Em 2023, na semana em que comemorou mais um ano de vida, Nicole organizou uma nova edição de sua badalada
festa temática, o “Pagode da Negrole”. Nos 12 meses anteriores, sua vida havia dado um 180º positivo. “Hoje, vivo de forma plena. Há um ano, eu não imaginava estar na minha situação atual, feliz com a minha vida pessoal e o meu trabalho. Não digo que fui ao fundo do poço, mas cheguei muito perto”.
Em outubro de 2022, Nicole Balestro, uma das grandes figuras dos bastidores do rap nacional, via sua carreira ruir. Naquele momento, ela viu o selo que cocriou, Ceia, acabar em meio a acusações de roubo sob sua gestão. Antes disso, por cerca de cinco anos, a Ceia havia sido referência no rap nacional. Mal sabia a empresária que aquilo não seria o fim, mas o meio daquela história.
Nascida na capital paulista, Nicole teve como berço o samba. Mais precisamente, a Mocidade Alegre, escola da zone norte de São Paulo. Mas, segundo a própria, seu vício é o hip hop. Nos anos 2000, numa era quase jurássica da internet, Nicole era
uma espécie de pré-influenciadora nos rolês do gênero em São Paulo, do underground ao mainstream.

Instruções dos exercícios →
[A] Liste todas as referências a um ano ou a uma década que aparecem no texto sobre Nicole Balestro.
[B] Prossiga com o texto sobre Nicole Balestro, começando logo após a última frase apresentada.

Dados de análise de layout de documentos →
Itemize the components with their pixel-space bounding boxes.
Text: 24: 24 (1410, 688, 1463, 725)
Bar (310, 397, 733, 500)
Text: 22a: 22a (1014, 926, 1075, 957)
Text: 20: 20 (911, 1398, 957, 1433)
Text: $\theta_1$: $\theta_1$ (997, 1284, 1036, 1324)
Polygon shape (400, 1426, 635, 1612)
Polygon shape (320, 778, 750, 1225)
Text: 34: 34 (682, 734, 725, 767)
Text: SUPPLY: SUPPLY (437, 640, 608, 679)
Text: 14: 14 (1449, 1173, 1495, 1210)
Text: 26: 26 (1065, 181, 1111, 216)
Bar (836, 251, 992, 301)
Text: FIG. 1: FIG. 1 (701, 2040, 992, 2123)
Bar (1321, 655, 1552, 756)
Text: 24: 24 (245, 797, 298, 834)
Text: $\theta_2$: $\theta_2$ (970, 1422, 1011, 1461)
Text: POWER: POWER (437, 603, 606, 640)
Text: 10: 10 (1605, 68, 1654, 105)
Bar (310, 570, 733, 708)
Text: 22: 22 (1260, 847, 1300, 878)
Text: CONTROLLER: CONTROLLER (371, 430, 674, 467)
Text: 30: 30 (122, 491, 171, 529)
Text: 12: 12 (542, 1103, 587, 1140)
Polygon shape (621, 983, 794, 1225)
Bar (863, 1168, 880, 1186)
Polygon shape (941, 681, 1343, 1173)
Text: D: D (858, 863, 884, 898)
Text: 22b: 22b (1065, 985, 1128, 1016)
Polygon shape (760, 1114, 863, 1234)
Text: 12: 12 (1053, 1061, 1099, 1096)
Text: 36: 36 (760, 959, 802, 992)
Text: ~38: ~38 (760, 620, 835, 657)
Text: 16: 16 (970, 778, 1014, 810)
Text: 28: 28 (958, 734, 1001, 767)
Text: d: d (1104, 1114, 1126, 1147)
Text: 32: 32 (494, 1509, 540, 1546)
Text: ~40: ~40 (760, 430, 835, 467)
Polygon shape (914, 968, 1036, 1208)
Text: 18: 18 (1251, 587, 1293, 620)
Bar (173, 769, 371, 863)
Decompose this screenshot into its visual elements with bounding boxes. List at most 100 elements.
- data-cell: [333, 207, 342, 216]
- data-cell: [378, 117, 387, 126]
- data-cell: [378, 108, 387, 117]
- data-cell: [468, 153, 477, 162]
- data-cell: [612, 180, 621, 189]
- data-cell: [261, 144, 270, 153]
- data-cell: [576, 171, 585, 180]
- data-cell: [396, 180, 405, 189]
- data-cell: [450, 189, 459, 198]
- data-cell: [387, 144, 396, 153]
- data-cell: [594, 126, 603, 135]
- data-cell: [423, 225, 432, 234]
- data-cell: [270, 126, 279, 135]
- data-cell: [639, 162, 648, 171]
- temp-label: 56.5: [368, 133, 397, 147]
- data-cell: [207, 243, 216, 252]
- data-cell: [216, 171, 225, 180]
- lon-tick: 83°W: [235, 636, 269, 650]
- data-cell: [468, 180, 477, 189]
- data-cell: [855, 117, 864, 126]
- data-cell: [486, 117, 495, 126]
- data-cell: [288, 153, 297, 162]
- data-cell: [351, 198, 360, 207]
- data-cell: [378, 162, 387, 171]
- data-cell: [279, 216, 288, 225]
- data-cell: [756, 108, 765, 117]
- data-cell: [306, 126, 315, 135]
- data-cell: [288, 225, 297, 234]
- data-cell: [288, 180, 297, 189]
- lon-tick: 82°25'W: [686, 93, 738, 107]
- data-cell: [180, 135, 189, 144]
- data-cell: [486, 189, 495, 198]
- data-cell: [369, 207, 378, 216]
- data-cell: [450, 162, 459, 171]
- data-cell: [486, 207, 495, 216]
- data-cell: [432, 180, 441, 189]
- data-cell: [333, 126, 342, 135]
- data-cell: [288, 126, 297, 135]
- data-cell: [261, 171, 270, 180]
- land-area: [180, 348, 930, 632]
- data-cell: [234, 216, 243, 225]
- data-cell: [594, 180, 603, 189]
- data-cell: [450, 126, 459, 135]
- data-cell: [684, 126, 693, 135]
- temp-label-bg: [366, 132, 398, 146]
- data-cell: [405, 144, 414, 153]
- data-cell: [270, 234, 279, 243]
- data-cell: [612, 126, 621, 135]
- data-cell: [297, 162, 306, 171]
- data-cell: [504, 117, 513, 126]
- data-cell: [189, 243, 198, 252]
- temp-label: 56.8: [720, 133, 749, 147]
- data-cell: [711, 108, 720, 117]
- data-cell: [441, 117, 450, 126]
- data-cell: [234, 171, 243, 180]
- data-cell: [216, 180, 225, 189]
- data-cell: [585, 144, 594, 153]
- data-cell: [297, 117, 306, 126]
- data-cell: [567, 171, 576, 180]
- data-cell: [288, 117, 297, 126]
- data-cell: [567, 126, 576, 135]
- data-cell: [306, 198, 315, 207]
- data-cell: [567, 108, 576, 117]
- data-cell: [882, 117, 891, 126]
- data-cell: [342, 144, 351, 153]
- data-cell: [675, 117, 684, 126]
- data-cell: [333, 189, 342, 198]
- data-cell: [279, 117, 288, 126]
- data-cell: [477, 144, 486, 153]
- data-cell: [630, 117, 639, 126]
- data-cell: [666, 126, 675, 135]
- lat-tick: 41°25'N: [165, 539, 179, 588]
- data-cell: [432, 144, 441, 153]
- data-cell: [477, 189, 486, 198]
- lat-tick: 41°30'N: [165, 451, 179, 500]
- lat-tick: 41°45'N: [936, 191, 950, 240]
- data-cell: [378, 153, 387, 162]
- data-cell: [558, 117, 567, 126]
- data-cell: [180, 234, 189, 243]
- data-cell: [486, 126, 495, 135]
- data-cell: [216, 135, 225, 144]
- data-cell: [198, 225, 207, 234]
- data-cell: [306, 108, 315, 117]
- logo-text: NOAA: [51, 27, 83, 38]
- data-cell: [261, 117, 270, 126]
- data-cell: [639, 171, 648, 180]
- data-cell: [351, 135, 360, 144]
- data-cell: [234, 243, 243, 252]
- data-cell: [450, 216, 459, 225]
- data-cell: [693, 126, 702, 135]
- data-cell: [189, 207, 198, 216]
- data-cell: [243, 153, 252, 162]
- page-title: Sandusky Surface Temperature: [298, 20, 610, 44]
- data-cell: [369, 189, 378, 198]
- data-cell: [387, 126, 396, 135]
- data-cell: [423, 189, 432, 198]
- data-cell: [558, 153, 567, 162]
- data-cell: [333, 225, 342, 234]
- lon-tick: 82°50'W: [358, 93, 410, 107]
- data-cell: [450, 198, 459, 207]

Exercícios resolvidos →
[A] 2023; outubro de 2022; anos 2000

[B]
Seu primeiro trabalho de grande visibilidade na área foi como empresária de Flora Matos – que recentemente brilhou nos
charts da Billboard Brasil com “Piloto”, faixa de 2018 ressuscitada por desafios do TikTok. Após o fim da parceria das duas, Nicole decidiu se aventurar na produção de eventos corporativos. Se o hip hop estava bem distante daquela nova realidade, pelo menos o desvio de rota serviu para fazer caixa.
O período na Ceia
Foi daí que ela conseguiu capital para dar o pontapé no projeto que marcaria sua vida e o gênero musical: a Ceia Ent.
Criado por Nicole e por seu ex-companheiro, o rapper Don Cesão, o selo trabalhou com nomes como Djonga,
Tasha e Tracie, Kyan e Febem.
Quando tudo ainda era mato na relação entre publicidade e rap, a Ceia foi uma das primeiras produtoras do gênero
a estabelecer parcerias com grandes marcas, como Adidas e Budweiser. Fruto do trabalho de Nicole nos bastidores.
Ela ficava responsável pela parte administrativa, enquanto Cesão cuidava do artístico.
Assim, a Ceia voou no cenário nacional. Em seu auge, a companhia funcionava como uma espécie de família. Para isso, os empresários recebiam 10% dos ganhos, porcentagem bem abaixo da que é praticada no mercado. Porém –e sempre há um porém–, não havia contrato entre as partes. Afinal, qual é o sentido de assinar um papel, se a palavra é lei numa família extremamente funcional?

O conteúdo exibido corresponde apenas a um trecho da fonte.